-------- Dataset content

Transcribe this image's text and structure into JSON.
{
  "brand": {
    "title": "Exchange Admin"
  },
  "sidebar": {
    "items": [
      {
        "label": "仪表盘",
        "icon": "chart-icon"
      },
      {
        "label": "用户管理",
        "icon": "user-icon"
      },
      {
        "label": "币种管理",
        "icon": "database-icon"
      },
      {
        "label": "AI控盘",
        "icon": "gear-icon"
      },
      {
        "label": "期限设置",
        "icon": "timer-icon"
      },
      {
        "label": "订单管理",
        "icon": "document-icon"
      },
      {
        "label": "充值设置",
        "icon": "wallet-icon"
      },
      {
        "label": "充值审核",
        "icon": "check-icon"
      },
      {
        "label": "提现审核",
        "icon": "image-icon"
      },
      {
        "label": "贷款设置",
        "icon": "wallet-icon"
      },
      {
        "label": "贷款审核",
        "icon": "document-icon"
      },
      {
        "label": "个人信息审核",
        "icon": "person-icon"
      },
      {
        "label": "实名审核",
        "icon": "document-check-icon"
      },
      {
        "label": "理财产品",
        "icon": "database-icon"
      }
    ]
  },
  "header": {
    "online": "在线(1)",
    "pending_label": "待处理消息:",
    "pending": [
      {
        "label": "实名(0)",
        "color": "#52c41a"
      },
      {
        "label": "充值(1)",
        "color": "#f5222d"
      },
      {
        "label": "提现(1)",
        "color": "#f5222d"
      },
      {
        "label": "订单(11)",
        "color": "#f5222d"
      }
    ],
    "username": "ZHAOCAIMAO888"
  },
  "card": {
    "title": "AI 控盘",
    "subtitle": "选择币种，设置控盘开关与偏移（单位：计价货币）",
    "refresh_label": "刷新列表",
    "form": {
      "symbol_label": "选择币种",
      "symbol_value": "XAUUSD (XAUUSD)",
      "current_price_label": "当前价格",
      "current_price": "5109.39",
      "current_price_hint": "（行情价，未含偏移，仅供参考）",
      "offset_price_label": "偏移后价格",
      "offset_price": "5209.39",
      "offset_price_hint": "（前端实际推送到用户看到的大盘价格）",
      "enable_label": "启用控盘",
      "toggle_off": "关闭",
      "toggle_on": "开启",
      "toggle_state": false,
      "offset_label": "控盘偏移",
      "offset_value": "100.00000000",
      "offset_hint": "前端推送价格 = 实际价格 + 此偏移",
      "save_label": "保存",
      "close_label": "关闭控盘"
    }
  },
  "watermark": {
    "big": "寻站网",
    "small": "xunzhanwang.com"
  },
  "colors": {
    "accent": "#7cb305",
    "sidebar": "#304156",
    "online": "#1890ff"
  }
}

----------------

Set task: Would you restate each of the entries word for word?

Output for this task:
Transcribe this image's text and structure into JSON.
{
  "brand": {
    "title": "Exchange Admin"
  },
  "sidebar": {
    "items": [
      {
        "label": "仪表盘",
        "icon": "chart-icon"
      },
      {
        "label": "用户管理",
        "icon": "user-icon"
      },
      {
        "label": "币种管理",
        "icon": "database-icon"
      },
      {
        "label": "AI控盘",
        "icon": "gear-icon"
      },
      {
        "label": "期限设置",
        "icon": "timer-icon"
      },
      {
        "label": "订单管理",
        "icon": "document-icon"
      },
      {
        "label": "充值设置",
        "icon": "wallet-icon"
      },
      {
        "label": "充值审核",
        "icon": "check-icon"
      },
      {
        "label": "提现审核",
        "icon": "image-icon"
      },
      {
        "label": "贷款设置",
        "icon": "wallet-icon"
      },
      {
        "label": "贷款审核",
        "icon": "document-icon"
      },
      {
        "label": "个人信息审核",
        "icon": "person-icon"
      },
      {
        "label": "实名审核",
        "icon": "document-check-icon"
      },
      {
        "label": "理财产品",
        "icon": "database-icon"
      }
    ]
  },
  "header": {
    "online": "在线(1)",
    "pending_label": "待处理消息:",
    "pending": [
      {
        "label": "实名(0)",
        "color": "#52c41a"
      },
      {
        "label": "充值(1)",
        "color": "#f5222d"
      },
      {
        "label": "提现(1)",
        "color": "#f5222d"
      },
      {
        "label": "订单(11)",
        "color": "#f5222d"
      }
    ],
    "username": "ZHAOCAIMAO888"
  },
  "card": {
    "title": "AI 控盘",
    "subtitle": "选择币种，设置控盘开关与偏移（单位：计价货币）",
    "refresh_label": "刷新列表",
    "form": {
      "symbol_label": "选择币种",
      "symbol_value": "XAUUSD (XAUUSD)",
      "current_price_label": "当前价格",
      "current_price": "5109.39",
      "current_price_hint": "（行情价，未含偏移，仅供参考）",
      "offset_price_label": "偏移后价格",
      "offset_price": "5209.39",
      "offset_price_hint": "（前端实际推送到用户看到的大盘价格）",
      "enable_label": "启用控盘",
      "toggle_off": "关闭",
      "toggle_on": "开启",
      "toggle_state": false,
      "offset_label": "控盘偏移",
      "offset_value": "100.00000000",
      "offset_hint": "前端推送价格 = 实际价格 + 此偏移",
      "save_label": "保存",
      "close_label": "关闭控盘"
    }
  },
  "watermark": {
    "big": "寻站网",
    "small": "xunzhanwang.com"
  },
  "colors": {
    "accent": "#7cb305",
    "sidebar": "#304156",
    "online": "#1890ff"
  }
}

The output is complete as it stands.